ENTRIES SUPPLIED:
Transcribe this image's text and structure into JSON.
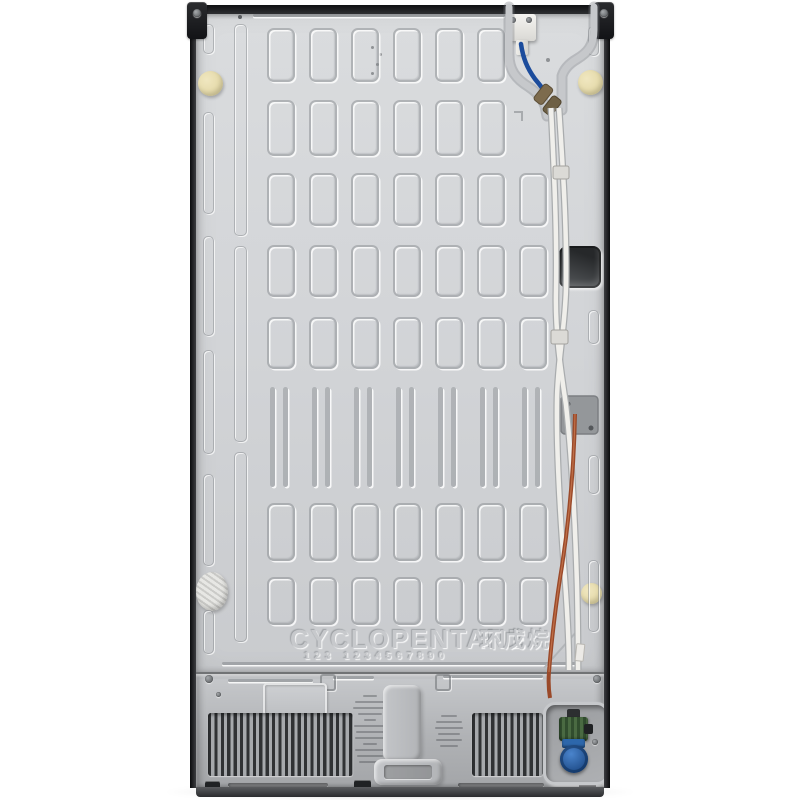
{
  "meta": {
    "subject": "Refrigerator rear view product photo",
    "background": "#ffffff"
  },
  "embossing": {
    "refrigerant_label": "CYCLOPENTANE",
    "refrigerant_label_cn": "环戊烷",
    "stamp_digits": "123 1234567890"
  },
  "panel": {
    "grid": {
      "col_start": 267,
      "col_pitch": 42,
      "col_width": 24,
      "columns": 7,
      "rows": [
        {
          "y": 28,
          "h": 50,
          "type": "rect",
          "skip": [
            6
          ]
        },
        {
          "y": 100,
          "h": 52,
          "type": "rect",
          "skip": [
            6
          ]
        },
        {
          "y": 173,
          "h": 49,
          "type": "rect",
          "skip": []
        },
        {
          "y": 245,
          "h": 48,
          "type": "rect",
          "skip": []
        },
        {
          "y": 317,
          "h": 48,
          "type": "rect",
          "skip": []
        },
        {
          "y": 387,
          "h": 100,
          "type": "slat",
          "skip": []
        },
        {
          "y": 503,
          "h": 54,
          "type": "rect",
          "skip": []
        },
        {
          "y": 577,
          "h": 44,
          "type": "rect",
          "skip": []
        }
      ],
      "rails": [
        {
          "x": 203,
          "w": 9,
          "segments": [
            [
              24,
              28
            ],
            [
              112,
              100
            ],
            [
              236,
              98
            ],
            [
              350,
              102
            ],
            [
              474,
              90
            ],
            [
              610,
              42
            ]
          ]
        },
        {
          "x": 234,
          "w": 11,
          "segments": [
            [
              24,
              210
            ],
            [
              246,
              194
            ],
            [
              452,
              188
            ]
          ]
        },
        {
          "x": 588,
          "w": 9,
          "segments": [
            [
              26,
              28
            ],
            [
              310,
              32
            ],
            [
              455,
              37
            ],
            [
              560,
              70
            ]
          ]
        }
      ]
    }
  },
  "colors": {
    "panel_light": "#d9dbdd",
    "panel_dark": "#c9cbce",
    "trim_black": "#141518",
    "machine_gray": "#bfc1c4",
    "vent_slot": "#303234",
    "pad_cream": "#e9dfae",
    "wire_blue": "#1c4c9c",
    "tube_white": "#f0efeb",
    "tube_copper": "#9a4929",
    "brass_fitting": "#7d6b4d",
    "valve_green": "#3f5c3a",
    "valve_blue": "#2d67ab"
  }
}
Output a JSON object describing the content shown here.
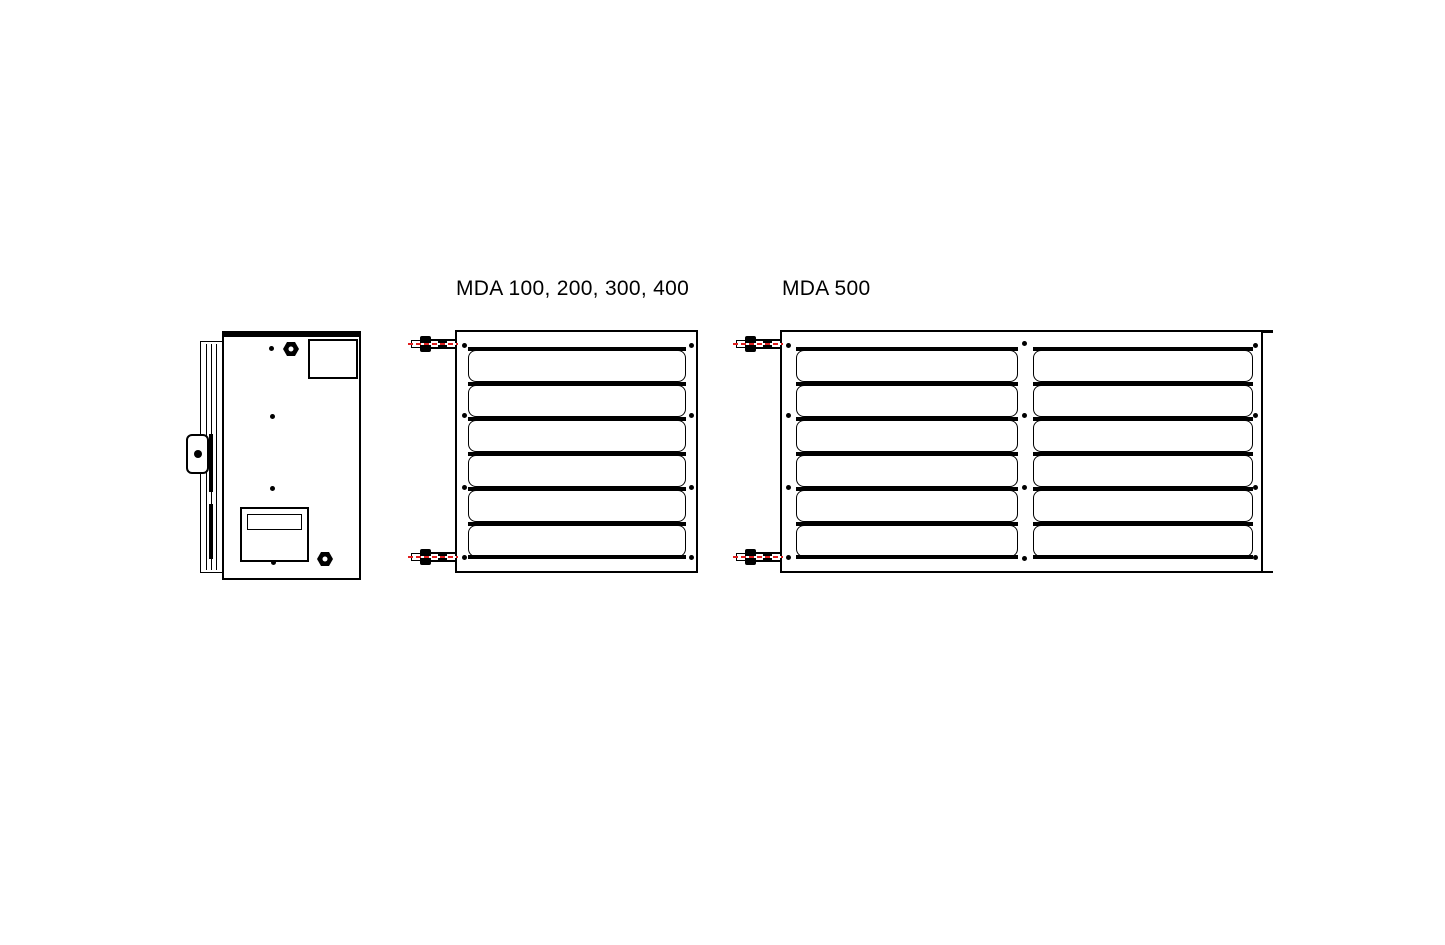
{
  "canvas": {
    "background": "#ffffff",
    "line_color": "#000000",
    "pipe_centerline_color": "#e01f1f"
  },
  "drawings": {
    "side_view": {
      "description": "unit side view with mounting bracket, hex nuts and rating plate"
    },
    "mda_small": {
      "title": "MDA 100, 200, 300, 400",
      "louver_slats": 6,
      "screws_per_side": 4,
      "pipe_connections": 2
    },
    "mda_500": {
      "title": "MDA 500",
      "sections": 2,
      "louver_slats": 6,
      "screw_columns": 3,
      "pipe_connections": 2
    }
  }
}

WRITTEN PROBLEM:
Quote each record exactly as it stands, minus the pictures.

THE COMPLETED TASK:
Transcribe this image's text and structure into JSON.
{
  "meta": {
    "subject": "Refrigerator rear view product photo",
    "background": "#ffffff"
  },
  "embossing": {
    "refrigerant_label": "CYCLOPENTANE",
    "refrigerant_label_cn": "环戊烷",
    "stamp_digits": "123 1234567890"
  },
  "panel": {
    "grid": {
      "col_start": 267,
      "col_pitch": 42,
      "col_width": 24,
      "columns": 7,
      "rows": [
        {
          "y": 28,
          "h": 50,
          "type": "rect",
          "skip": [
            6
          ]
        },
        {
          "y": 100,
          "h": 52,
          "type": "rect",
          "skip": [
            6
          ]
        },
        {
          "y": 173,
          "h": 49,
          "type": "rect",
          "skip": []
        },
        {
          "y": 245,
          "h": 48,
          "type": "rect",
          "skip": []
        },
        {
          "y": 317,
          "h": 48,
          "type": "rect",
          "skip": []
        },
        {
          "y": 387,
          "h": 100,
          "type": "slat",
          "skip": []
        },
        {
          "y": 503,
          "h": 54,
          "type": "rect",
          "skip": []
        },
        {
          "y": 577,
          "h": 44,
          "type": "rect",
          "skip": []
        }
      ],
      "rails": [
        {
          "x": 203,
          "w": 9,
          "segments": [
            [
              24,
              28
            ],
            [
              112,
              100
            ],
            [
              236,
              98
            ],
            [
              350,
              102
            ],
            [
              474,
              90
            ],
            [
              610,
              42
            ]
          ]
        },
        {
          "x": 234,
          "w": 11,
          "segments": [
            [
              24,
              210
            ],
            [
              246,
              194
            ],
            [
              452,
              188
            ]
          ]
        },
        {
          "x": 588,
          "w": 9,
          "segments": [
            [
              26,
              28
            ],
            [
              310,
              32
            ],
            [
              455,
              37
            ],
            [
              560,
              70
            ]
          ]
        }
      ]
    }
  },
  "colors": {
    "panel_light": "#d9dbdd",
    "panel_dark": "#c9cbce",
    "trim_black": "#141518",
    "machine_gray": "#bfc1c4",
    "vent_slot": "#303234",
    "pad_cream": "#e9dfae",
    "wire_blue": "#1c4c9c",
    "tube_white": "#f0efeb",
    "tube_copper": "#9a4929",
    "brass_fitting": "#7d6b4d",
    "valve_green": "#3f5c3a",
    "valve_blue": "#2d67ab"
  }
}
Output a JSON object describing the content shown here.
{
  "canvas": {
    "background": "#ffffff",
    "line_color": "#000000",
    "pipe_centerline_color": "#e01f1f"
  },
  "drawings": {
    "side_view": {
      "description": "unit side view with mounting bracket, hex nuts and rating plate"
    },
    "mda_small": {
      "title": "MDA 100, 200, 300, 400",
      "louver_slats": 6,
      "screws_per_side": 4,
      "pipe_connections": 2
    },
    "mda_500": {
      "title": "MDA 500",
      "sections": 2,
      "louver_slats": 6,
      "screw_columns": 3,
      "pipe_connections": 2
    }
  }
}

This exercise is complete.